● **Problem details**:
Show each line from the listing that includes the word "Wells".

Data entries
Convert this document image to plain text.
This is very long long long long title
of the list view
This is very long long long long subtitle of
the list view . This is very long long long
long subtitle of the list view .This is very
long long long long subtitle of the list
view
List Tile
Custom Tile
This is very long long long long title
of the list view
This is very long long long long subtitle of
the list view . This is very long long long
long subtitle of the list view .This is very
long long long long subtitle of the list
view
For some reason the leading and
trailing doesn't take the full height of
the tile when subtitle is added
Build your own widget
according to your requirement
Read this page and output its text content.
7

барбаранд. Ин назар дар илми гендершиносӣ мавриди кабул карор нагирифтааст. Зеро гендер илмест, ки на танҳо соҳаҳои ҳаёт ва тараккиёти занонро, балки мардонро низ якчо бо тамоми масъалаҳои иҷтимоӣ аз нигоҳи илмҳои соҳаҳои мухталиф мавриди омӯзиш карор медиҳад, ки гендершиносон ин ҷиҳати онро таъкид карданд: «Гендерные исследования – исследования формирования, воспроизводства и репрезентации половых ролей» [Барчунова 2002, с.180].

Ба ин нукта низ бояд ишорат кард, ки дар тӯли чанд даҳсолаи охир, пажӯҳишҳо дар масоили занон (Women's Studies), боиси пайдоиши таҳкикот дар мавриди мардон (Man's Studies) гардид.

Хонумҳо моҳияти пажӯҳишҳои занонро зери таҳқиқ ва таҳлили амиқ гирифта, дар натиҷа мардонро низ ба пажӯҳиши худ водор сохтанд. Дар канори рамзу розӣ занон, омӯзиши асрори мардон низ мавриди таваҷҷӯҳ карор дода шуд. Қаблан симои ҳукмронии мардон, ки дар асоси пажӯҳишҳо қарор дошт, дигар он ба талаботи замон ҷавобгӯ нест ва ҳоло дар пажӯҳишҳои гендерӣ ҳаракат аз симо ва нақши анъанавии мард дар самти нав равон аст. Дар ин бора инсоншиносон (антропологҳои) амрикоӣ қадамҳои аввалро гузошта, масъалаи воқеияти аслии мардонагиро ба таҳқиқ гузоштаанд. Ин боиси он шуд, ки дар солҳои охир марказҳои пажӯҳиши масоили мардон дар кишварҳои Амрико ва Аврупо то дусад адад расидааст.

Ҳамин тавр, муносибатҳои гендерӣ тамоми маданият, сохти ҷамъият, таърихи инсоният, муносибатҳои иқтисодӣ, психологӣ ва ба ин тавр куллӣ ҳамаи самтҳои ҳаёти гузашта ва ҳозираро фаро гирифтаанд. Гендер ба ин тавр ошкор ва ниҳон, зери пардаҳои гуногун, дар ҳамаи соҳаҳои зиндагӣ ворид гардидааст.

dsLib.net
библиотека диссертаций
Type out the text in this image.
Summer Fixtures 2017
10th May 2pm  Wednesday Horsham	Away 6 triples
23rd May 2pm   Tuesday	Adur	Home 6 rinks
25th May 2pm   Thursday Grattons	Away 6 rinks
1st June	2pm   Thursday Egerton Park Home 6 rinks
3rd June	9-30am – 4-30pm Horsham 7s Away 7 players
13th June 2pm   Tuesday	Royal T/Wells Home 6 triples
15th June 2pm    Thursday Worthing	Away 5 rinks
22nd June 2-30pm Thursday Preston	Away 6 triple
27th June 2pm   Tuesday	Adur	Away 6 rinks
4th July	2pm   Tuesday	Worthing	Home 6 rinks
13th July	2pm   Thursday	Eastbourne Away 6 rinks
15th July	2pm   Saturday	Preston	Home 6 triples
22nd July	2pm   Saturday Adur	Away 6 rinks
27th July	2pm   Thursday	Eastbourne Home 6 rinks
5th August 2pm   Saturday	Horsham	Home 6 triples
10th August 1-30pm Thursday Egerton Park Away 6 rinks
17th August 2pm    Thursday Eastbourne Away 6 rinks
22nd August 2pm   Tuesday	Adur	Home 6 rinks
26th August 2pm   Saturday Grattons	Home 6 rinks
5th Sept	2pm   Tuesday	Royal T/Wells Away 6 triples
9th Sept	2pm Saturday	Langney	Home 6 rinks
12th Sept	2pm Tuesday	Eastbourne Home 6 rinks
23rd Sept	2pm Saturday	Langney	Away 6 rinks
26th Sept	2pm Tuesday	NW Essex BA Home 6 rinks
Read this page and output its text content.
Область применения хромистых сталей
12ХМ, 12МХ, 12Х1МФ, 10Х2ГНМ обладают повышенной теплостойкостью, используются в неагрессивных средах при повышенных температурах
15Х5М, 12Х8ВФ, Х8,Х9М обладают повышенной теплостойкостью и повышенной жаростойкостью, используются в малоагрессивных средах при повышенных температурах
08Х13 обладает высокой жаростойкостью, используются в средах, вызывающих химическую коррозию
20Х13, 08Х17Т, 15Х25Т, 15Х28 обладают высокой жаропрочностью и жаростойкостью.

● **Correct answer**:
13th June 2pm   Tuesday	Royal T/Wells Home 6 triples
5th Sept	2pm   Tuesday	Royal T/Wells Away 6 triples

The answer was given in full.